The exercise:
Please list all lines of the material below in which the string "color" occurs.

>> Begin Data rows

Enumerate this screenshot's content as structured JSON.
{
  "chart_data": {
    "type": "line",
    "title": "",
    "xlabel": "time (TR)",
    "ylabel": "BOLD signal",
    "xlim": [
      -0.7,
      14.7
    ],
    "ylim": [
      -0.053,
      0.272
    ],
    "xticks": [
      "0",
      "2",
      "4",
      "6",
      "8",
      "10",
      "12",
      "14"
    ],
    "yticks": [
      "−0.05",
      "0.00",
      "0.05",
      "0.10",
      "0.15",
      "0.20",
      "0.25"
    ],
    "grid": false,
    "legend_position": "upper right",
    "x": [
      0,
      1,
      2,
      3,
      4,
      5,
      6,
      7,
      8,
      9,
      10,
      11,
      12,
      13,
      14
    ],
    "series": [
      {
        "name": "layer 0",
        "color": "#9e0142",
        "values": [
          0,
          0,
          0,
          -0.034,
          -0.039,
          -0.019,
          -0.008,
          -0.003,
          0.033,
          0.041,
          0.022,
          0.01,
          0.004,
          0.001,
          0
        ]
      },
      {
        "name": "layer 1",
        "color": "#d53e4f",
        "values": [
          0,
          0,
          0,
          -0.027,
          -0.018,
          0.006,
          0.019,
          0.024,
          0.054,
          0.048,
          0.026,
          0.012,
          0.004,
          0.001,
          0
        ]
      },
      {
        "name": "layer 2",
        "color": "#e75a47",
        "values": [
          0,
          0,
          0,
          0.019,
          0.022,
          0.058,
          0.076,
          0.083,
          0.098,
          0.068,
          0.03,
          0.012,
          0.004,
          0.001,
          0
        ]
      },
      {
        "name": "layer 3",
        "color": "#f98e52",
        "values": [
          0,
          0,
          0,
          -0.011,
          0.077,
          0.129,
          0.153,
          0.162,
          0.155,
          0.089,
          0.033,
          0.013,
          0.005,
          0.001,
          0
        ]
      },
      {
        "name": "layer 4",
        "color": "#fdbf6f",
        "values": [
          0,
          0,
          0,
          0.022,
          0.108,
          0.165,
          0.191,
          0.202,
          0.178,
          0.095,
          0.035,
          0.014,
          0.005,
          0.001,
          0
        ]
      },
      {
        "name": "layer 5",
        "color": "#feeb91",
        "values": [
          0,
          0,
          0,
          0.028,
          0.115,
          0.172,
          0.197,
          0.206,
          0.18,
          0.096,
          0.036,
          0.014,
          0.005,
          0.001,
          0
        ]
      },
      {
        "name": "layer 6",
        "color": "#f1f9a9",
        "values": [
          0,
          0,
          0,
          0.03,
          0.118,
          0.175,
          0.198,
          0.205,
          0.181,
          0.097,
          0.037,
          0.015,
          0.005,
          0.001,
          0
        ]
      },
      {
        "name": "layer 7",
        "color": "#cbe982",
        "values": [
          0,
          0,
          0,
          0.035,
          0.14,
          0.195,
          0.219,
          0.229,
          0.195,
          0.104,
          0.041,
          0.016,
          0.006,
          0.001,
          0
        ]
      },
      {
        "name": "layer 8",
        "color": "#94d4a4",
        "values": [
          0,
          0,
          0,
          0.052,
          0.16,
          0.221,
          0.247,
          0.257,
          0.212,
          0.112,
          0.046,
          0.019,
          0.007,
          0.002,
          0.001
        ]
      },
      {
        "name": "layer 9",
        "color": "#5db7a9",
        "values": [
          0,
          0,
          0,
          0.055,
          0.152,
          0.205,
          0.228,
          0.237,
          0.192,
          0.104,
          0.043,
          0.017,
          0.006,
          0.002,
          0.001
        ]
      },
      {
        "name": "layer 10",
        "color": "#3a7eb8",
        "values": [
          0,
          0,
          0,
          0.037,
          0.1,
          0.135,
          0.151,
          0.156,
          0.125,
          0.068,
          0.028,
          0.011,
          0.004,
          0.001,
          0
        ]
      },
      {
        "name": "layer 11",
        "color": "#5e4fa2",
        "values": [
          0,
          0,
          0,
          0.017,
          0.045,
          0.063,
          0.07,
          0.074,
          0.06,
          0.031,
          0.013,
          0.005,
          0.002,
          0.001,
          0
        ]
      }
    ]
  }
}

>> End Data rows

Exercise answer:
        "color": "#9e0142",
        "color": "#d53e4f",
        "color": "#e75a47",
        "color": "#f98e52",
        "color": "#fdbf6f",
        "color": "#feeb91",
        "color": "#f1f9a9",
        "color": "#cbe982",
        "color": "#94d4a4",
        "color": "#5db7a9",
        "color": "#3a7eb8",
        "color": "#5e4fa2",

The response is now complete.